(Excerpts from a layout annotation set)
★ ★ ★ ★ ★ ★ ★

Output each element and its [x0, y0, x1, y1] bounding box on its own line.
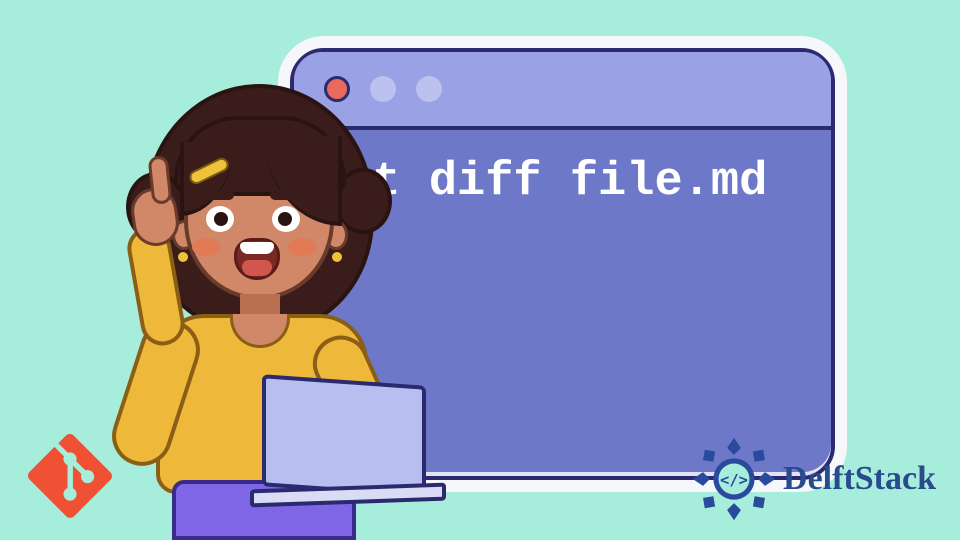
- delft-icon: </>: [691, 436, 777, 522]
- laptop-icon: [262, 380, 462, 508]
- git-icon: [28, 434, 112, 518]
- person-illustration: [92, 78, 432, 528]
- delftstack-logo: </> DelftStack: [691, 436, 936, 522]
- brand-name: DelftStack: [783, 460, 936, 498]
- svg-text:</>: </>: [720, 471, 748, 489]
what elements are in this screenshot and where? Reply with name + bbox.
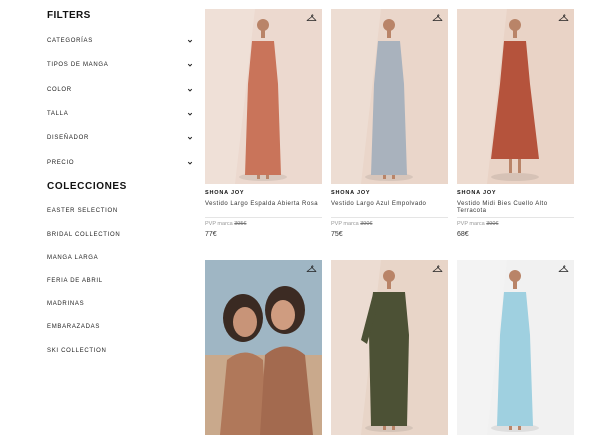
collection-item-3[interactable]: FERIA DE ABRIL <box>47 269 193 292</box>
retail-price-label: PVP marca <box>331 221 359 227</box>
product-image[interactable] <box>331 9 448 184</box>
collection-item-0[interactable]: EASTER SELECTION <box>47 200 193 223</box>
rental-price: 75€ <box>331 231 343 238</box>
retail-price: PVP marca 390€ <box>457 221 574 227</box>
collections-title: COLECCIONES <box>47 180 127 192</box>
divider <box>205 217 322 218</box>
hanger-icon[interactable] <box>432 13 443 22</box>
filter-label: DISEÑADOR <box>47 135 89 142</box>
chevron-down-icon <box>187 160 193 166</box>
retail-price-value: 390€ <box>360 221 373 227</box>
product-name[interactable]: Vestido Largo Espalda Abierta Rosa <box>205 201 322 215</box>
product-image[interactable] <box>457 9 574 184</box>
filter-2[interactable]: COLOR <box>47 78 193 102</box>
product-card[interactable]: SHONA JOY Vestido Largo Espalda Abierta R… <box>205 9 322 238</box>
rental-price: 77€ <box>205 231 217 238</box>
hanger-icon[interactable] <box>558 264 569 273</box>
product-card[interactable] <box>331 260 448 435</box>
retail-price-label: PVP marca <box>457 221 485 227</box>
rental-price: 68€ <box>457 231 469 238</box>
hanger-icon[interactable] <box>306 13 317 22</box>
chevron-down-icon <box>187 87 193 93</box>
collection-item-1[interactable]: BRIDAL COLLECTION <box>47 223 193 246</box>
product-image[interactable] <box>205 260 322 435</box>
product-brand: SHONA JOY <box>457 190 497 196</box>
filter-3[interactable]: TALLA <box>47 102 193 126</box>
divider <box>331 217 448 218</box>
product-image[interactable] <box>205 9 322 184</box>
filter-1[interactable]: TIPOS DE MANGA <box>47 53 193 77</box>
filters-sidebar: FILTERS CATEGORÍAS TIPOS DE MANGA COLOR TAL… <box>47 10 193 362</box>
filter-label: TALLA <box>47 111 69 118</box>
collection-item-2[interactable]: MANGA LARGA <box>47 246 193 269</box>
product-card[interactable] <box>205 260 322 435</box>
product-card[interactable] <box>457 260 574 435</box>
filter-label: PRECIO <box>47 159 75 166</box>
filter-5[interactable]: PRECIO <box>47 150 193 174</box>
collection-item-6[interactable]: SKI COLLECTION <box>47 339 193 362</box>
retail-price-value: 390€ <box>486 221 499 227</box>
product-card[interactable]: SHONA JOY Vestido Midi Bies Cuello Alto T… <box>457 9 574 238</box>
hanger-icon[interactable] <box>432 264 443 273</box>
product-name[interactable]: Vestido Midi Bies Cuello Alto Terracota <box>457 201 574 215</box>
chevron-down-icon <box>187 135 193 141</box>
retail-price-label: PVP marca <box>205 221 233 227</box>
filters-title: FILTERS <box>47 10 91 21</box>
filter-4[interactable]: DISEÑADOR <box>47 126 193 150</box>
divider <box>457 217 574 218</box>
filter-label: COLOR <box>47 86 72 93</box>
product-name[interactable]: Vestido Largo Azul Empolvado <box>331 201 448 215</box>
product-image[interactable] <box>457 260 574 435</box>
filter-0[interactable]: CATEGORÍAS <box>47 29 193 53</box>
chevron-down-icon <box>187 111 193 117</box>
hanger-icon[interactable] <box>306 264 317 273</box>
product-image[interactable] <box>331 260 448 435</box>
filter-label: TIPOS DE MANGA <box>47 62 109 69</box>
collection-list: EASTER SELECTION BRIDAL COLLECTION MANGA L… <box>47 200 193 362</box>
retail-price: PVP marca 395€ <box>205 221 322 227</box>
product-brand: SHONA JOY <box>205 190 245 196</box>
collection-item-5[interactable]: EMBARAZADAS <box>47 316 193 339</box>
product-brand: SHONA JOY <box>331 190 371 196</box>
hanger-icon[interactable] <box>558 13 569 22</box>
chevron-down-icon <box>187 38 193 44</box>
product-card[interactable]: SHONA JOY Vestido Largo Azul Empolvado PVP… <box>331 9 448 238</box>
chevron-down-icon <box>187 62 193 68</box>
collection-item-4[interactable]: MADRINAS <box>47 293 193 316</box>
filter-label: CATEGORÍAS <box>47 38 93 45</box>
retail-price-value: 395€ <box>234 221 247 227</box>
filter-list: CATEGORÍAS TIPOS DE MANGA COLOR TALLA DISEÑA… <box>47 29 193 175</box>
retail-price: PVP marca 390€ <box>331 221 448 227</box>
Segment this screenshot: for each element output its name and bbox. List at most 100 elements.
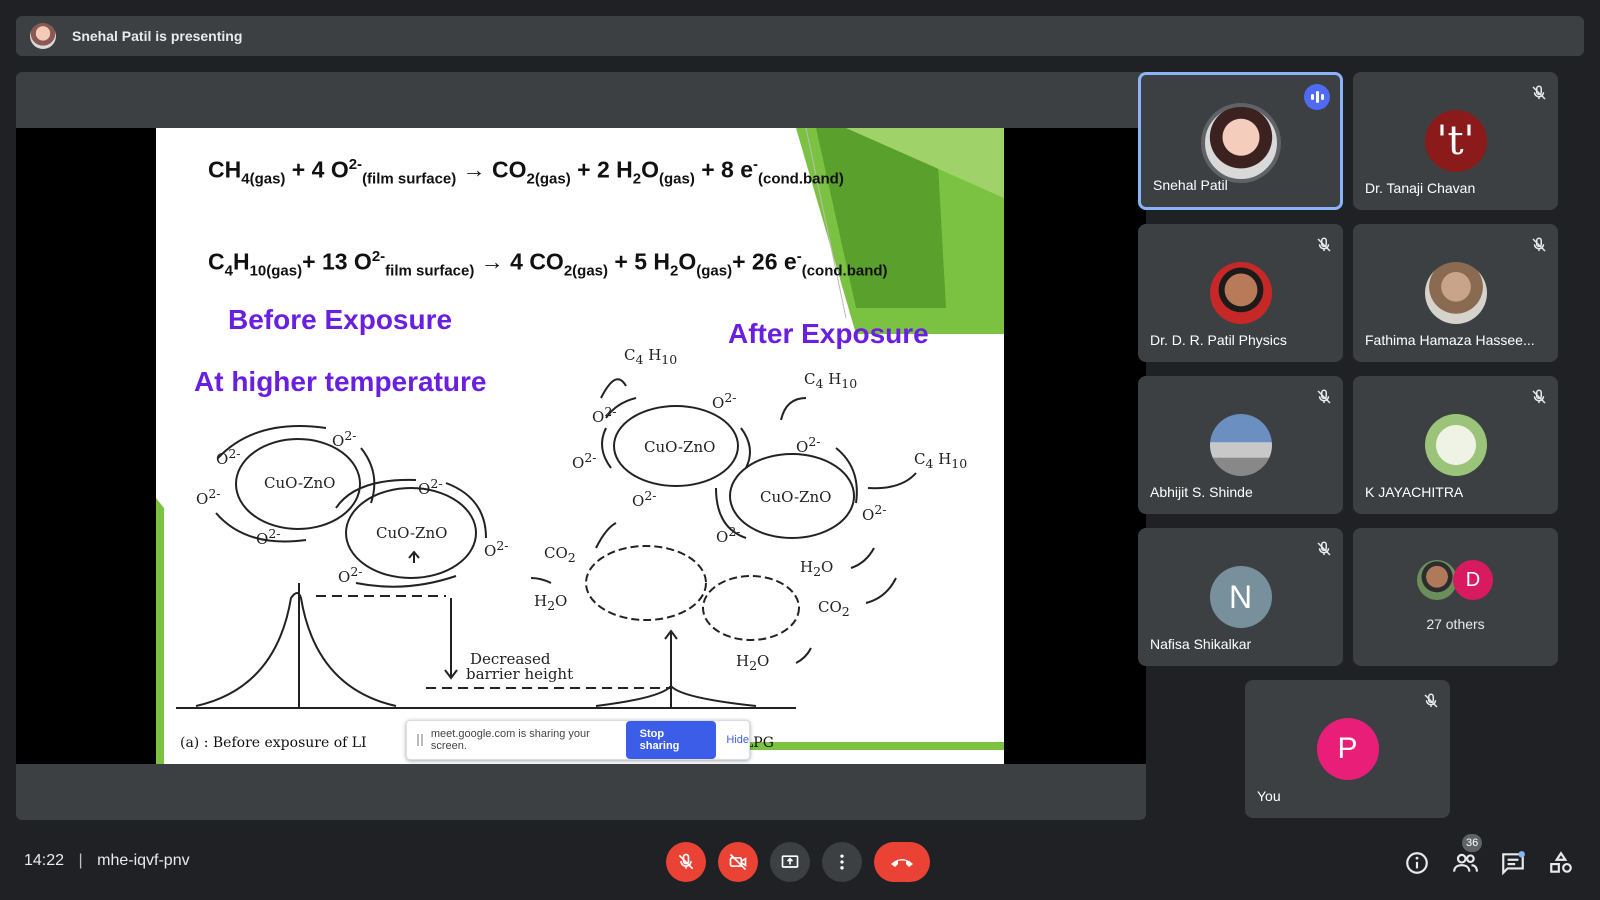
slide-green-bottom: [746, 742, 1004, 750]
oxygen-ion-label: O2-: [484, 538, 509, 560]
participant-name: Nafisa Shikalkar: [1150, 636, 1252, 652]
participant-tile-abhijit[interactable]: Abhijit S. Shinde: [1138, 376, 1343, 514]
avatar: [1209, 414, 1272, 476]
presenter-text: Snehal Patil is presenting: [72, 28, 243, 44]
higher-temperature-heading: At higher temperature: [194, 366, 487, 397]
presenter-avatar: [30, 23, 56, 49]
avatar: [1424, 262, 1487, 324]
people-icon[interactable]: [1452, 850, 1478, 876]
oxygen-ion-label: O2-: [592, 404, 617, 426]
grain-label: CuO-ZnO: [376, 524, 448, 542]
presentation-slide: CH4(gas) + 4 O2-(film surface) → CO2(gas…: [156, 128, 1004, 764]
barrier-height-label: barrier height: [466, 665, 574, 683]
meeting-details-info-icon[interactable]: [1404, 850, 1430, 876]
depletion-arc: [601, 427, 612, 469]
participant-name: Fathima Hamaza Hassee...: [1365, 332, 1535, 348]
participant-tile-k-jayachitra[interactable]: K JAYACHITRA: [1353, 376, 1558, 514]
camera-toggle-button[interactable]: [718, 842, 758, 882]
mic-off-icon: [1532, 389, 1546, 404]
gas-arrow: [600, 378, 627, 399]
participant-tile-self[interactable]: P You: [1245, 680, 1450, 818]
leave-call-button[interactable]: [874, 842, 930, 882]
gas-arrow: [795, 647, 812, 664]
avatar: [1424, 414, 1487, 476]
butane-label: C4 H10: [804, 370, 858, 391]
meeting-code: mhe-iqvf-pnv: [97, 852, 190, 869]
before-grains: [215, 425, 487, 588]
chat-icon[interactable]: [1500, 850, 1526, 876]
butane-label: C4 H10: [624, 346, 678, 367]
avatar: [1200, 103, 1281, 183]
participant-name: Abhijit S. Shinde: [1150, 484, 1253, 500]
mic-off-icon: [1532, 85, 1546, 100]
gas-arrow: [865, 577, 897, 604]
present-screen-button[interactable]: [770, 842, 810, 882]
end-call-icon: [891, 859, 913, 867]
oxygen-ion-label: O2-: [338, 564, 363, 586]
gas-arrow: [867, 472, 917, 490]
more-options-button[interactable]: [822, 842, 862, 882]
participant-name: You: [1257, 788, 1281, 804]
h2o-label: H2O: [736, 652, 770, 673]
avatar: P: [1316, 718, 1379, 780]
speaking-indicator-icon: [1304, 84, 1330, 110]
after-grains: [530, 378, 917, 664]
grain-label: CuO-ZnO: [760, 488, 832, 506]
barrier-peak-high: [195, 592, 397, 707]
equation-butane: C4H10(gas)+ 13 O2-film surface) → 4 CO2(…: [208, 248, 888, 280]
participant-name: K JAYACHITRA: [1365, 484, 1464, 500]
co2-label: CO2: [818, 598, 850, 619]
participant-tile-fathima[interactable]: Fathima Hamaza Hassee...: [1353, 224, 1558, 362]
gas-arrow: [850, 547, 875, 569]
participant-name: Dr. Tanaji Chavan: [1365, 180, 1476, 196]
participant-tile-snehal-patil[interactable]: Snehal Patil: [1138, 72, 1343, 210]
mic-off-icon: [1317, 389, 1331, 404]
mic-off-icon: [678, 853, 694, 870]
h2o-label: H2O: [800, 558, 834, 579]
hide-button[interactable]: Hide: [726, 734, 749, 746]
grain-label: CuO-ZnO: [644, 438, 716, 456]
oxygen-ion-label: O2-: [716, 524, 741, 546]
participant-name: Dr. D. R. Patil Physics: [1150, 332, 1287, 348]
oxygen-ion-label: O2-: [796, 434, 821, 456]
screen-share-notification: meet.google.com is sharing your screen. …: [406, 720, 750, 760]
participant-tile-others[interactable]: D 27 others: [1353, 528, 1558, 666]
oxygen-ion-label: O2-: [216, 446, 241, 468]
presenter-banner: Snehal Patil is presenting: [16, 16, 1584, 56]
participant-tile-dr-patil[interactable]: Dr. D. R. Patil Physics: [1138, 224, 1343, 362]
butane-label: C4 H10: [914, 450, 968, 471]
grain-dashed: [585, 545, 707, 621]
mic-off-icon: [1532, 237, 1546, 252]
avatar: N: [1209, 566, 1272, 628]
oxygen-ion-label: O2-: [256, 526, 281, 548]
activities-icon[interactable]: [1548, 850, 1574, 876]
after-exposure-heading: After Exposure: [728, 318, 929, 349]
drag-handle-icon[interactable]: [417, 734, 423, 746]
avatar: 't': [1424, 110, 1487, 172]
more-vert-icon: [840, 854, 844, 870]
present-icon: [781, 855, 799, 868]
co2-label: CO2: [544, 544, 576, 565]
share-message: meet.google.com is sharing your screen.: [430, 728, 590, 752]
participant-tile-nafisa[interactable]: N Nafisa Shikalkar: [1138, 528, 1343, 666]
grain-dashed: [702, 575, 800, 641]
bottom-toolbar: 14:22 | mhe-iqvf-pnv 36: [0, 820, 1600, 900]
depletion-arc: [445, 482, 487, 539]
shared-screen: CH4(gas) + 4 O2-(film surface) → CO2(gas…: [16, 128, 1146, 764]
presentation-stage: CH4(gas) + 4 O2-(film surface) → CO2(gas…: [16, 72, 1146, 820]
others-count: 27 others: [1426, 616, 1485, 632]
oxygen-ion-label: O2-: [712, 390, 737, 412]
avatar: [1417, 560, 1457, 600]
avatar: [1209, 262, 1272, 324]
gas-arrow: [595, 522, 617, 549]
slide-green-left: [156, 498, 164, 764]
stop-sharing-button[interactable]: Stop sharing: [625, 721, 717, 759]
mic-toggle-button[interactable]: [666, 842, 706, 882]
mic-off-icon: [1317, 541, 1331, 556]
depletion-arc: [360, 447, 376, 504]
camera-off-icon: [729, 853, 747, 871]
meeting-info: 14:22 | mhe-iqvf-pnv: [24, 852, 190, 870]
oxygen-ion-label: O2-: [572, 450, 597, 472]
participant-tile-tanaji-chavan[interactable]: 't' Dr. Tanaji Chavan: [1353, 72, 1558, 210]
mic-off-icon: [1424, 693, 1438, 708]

★ ★ ★ ★ ★ ★ ★

Copy out the lines of the data, word for word, between the line containing "slide-green-bottom: [746, 742, 1004, 750]" and the line containing "avatar: [1209, 414, 1272, 476]", inclusive.

**OUTPUT OF THE EXERCISE:**
slide-green-bottom: [746, 742, 1004, 750]
oxygen-ion-label: O2-: [484, 538, 509, 560]
participant-name: Nafisa Shikalkar: [1150, 636, 1252, 652]
participant-tile-abhijit[interactable]: Abhijit S. Shinde: [1138, 376, 1343, 514]
avatar: [1209, 414, 1272, 476]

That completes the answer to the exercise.